**WRITTEN TASK:**
Extract the full set of records that follows, word for word.

— start of DATA SECTION —

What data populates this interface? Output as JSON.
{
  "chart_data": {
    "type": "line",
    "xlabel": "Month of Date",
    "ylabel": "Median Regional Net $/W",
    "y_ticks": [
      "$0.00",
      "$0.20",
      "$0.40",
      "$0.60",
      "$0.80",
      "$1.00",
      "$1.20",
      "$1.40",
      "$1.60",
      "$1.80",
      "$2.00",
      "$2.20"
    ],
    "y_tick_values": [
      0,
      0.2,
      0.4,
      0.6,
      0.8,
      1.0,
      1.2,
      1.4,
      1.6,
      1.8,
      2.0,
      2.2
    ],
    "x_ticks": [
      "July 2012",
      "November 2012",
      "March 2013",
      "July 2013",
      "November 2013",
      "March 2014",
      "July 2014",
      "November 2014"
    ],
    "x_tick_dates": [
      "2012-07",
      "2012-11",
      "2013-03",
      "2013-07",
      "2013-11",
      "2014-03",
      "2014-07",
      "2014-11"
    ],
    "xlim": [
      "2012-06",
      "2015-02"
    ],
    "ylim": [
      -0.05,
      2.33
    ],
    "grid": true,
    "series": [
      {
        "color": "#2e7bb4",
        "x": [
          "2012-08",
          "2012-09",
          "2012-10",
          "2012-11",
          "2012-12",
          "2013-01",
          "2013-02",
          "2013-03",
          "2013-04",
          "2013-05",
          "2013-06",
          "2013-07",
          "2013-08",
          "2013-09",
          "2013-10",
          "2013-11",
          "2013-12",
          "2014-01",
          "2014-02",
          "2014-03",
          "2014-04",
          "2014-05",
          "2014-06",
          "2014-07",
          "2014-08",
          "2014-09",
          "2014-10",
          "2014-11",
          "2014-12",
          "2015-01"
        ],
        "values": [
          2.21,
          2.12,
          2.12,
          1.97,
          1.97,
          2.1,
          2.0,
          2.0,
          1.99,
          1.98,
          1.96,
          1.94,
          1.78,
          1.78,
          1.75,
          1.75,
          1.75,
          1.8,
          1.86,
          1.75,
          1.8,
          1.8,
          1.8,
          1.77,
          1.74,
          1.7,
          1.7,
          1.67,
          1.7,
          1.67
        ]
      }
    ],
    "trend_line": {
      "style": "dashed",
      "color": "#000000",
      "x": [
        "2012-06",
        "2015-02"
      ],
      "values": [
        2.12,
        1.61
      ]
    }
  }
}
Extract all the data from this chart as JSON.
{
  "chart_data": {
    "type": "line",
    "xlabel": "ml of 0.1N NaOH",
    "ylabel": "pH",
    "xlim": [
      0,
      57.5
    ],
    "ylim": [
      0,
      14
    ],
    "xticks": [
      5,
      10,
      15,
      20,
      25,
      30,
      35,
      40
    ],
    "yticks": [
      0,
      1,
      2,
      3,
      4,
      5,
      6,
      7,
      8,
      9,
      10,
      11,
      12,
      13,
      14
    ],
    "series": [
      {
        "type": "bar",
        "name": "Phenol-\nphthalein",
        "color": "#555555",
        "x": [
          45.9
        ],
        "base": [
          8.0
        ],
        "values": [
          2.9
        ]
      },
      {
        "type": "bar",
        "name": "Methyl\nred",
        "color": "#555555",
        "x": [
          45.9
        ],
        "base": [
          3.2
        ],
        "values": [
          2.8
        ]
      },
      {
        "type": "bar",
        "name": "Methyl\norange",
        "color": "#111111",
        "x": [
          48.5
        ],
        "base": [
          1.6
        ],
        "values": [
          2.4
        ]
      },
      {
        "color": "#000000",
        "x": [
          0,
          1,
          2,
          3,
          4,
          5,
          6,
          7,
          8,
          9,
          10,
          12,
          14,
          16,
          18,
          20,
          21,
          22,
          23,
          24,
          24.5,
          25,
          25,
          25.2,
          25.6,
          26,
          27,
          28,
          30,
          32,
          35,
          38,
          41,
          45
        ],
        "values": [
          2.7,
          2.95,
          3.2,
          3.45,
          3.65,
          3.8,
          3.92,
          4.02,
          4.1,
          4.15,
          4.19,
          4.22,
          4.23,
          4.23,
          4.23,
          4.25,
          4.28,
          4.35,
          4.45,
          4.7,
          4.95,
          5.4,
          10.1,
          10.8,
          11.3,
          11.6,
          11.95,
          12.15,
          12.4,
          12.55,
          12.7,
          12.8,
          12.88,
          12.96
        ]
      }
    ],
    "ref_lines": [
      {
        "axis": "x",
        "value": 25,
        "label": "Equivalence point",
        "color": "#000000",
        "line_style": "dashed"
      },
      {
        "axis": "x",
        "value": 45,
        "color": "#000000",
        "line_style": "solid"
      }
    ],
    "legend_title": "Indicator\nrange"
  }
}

— end of DATA SECTION —

**RESPONSE TO THE TASK:**
What data populates this interface? Output as JSON.
{
  "chart_data": {
    "type": "line",
    "xlabel": "Month of Date",
    "ylabel": "Median Regional Net $/W",
    "y_ticks": [
      "$0.00",
      "$0.20",
      "$0.40",
      "$0.60",
      "$0.80",
      "$1.00",
      "$1.20",
      "$1.40",
      "$1.60",
      "$1.80",
      "$2.00",
      "$2.20"
    ],
    "y_tick_values": [
      0,
      0.2,
      0.4,
      0.6,
      0.8,
      1.0,
      1.2,
      1.4,
      1.6,
      1.8,
      2.0,
      2.2
    ],
    "x_ticks": [
      "July 2012",
      "November 2012",
      "March 2013",
      "July 2013",
      "November 2013",
      "March 2014",
      "July 2014",
      "November 2014"
    ],
    "x_tick_dates": [
      "2012-07",
      "2012-11",
      "2013-03",
      "2013-07",
      "2013-11",
      "2014-03",
      "2014-07",
      "2014-11"
    ],
    "xlim": [
      "2012-06",
      "2015-02"
    ],
    "ylim": [
      -0.05,
      2.33
    ],
    "grid": true,
    "series": [
      {
        "color": "#2e7bb4",
        "x": [
          "2012-08",
          "2012-09",
          "2012-10",
          "2012-11",
          "2012-12",
          "2013-01",
          "2013-02",
          "2013-03",
          "2013-04",
          "2013-05",
          "2013-06",
          "2013-07",
          "2013-08",
          "2013-09",
          "2013-10",
          "2013-11",
          "2013-12",
          "2014-01",
          "2014-02",
          "2014-03",
          "2014-04",
          "2014-05",
          "2014-06",
          "2014-07",
          "2014-08",
          "2014-09",
          "2014-10",
          "2014-11",
          "2014-12",
          "2015-01"
        ],
        "values": [
          2.21,
          2.12,
          2.12,
          1.97,
          1.97,
          2.1,
          2.0,
          2.0,
          1.99,
          1.98,
          1.96,
          1.94,
          1.78,
          1.78,
          1.75,
          1.75,
          1.75,
          1.8,
          1.86,
          1.75,
          1.8,
          1.8,
          1.8,
          1.77,
          1.74,
          1.7,
          1.7,
          1.67,
          1.7,
          1.67
        ]
      }
    ],
    "trend_line": {
      "style": "dashed",
      "color": "#000000",
      "x": [
        "2012-06",
        "2015-02"
      ],
      "values": [
        2.12,
        1.61
      ]
    }
  }
}
Extract all the data from this chart as JSON.
{
  "chart_data": {
    "type": "line",
    "xlabel": "ml of 0.1N NaOH",
    "ylabel": "pH",
    "xlim": [
      0,
      57.5
    ],
    "ylim": [
      0,
      14
    ],
    "xticks": [
      5,
      10,
      15,
      20,
      25,
      30,
      35,
      40
    ],
    "yticks": [
      0,
      1,
      2,
      3,
      4,
      5,
      6,
      7,
      8,
      9,
      10,
      11,
      12,
      13,
      14
    ],
    "series": [
      {
        "type": "bar",
        "name": "Phenol-\nphthalein",
        "color": "#555555",
        "x": [
          45.9
        ],
        "base": [
          8.0
        ],
        "values": [
          2.9
        ]
      },
      {
        "type": "bar",
        "name": "Methyl\nred",
        "color": "#555555",
        "x": [
          45.9
        ],
        "base": [
          3.2
        ],
        "values": [
          2.8
        ]
      },
      {
        "type": "bar",
        "name": "Methyl\norange",
        "color": "#111111",
        "x": [
          48.5
        ],
        "base": [
          1.6
        ],
        "values": [
          2.4
        ]
      },
      {
        "color": "#000000",
        "x": [
          0,
          1,
          2,
          3,
          4,
          5,
          6,
          7,
          8,
          9,
          10,
          12,
          14,
          16,
          18,
          20,
          21,
          22,
          23,
          24,
          24.5,
          25,
          25,
          25.2,
          25.6,
          26,
          27,
          28,
          30,
          32,
          35,
          38,
          41,
          45
        ],
        "values": [
          2.7,
          2.95,
          3.2,
          3.45,
          3.65,
          3.8,
          3.92,
          4.02,
          4.1,
          4.15,
          4.19,
          4.22,
          4.23,
          4.23,
          4.23,
          4.25,
          4.28,
          4.35,
          4.45,
          4.7,
          4.95,
          5.4,
          10.1,
          10.8,
          11.3,
          11.6,
          11.95,
          12.15,
          12.4,
          12.55,
          12.7,
          12.8,
          12.88,
          12.96
        ]
      }
    ],
    "ref_lines": [
      {
        "axis": "x",
        "value": 25,
        "label": "Equivalence point",
        "color": "#000000",
        "line_style": "dashed"
      },
      {
        "axis": "x",
        "value": 45,
        "color": "#000000",
        "line_style": "solid"
      }
    ],
    "legend_title": "Indicator\nrange"
  }
}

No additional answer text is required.